> [Source text]
----------

Characterization and optimization of biogenic copper nanoparticles synthesized by Pseudomonas putida with cytocompatibility investigation.

One area of science that is experiencing rapid growth is nanotechnology. The goal of nanotechnology research is to develop novel, economical, safe, and effective methods for creating nanoparticles. This study presents a green, cost-effective, and environmentally friendly method for synthesizing copper nanoparticles (CuNPs) using the bacterium Pseudomonas putida. The biosynthesis process was optimized by manipulating the growth medium with various carbon sources, resulting in Pp-CuNPs approximately 91.28 nm in diameter with a surface plasmon resonance (SPR) at 550 nm. Characterization techniques as Fourier transmission infrared (FTIR) and High-resolution transmission electron microscope (HR-TEM) confirmed the successful formation and stability of the nanoparticles, with a surface charge indicating good colloidal stability. Cytocompatibility assessments demonstrated high safety of Pp-CuNPs for lung Wi38 normal cell lines, supporting their potential applications in pharmaceutical, agricultural, and environmental fields. The findings underscore the feasibility and advantages of microbial-mediated copper nanoparticles (CuNPs) production, as well as their promising biomedical and ecological applications.

----------

> [Data listing]
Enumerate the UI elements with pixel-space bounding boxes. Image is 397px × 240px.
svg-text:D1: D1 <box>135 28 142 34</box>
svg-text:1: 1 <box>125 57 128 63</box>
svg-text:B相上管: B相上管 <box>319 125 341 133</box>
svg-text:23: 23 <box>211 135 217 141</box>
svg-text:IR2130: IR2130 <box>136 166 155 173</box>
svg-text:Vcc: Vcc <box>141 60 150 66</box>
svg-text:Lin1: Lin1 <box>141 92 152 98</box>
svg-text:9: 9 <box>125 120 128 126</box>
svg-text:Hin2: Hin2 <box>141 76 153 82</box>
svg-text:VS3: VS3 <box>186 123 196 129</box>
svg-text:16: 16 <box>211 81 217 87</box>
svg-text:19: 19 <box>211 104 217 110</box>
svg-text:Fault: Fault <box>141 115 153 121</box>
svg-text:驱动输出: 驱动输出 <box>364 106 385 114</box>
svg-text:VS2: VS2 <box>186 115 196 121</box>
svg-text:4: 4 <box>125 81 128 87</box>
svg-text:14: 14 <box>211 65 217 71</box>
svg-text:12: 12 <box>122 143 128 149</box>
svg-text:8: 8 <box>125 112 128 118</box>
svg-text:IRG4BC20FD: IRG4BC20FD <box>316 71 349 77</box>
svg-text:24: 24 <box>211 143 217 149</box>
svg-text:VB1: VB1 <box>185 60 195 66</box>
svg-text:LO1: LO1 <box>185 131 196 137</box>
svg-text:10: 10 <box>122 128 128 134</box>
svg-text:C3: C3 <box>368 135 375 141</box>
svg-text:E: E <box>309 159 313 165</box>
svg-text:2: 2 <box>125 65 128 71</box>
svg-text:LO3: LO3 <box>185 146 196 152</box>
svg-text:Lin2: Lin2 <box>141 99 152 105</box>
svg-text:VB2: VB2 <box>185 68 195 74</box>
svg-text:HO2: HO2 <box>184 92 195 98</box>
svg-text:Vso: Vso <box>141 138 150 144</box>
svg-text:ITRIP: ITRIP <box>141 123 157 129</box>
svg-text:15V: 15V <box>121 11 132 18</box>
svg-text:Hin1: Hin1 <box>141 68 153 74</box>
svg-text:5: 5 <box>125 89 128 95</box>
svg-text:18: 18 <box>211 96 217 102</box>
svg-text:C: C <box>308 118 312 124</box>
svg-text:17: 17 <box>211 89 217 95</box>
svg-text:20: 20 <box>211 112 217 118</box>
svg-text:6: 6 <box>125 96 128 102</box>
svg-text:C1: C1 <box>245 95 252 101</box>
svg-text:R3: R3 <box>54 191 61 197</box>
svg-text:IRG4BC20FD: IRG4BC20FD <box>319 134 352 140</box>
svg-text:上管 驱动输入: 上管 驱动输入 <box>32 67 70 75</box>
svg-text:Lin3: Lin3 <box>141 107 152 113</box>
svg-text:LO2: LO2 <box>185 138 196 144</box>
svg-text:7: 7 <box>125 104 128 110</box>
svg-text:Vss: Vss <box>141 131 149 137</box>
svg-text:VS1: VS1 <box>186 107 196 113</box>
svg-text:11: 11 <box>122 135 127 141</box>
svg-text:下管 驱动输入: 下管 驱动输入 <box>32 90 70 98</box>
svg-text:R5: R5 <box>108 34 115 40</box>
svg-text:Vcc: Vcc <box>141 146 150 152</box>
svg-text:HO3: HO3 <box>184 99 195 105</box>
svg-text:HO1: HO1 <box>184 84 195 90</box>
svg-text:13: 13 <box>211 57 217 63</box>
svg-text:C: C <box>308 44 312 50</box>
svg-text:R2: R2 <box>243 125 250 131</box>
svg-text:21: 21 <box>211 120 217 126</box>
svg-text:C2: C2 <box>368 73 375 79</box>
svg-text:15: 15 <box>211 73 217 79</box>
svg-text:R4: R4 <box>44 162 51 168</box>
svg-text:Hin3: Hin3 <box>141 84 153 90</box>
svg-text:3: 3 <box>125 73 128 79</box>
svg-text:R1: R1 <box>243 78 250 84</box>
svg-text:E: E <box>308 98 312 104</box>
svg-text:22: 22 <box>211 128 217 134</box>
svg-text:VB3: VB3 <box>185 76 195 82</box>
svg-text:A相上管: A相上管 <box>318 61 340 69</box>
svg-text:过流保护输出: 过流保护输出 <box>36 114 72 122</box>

----------

> [Brief]
Decide whether each statement agrees with the abstract on copper nanoparticles: (a) the Pp-CuNPs measured about 91.28 nm across; (b) the surface plasmon resonance was at 450 nm; (c) cytocompatibility was assessed on lung Wi38 normal cell lines. Answer yes or no for each and quote the words of the abstract that decide it. The items are separate material, unconnected to the abstract on copper nanoparticles.

> [Exercise response]
(a) Yes: "resulting in Pp-CuNPs approximately 91.28 nm in diameter"
(b) No: "with a surface plasmon resonance (SPR) at 550 nm"
(c) Yes: "Cytocompatibility assessments demonstrated high safety of Pp-CuNPs for lung Wi38 normal cell lines"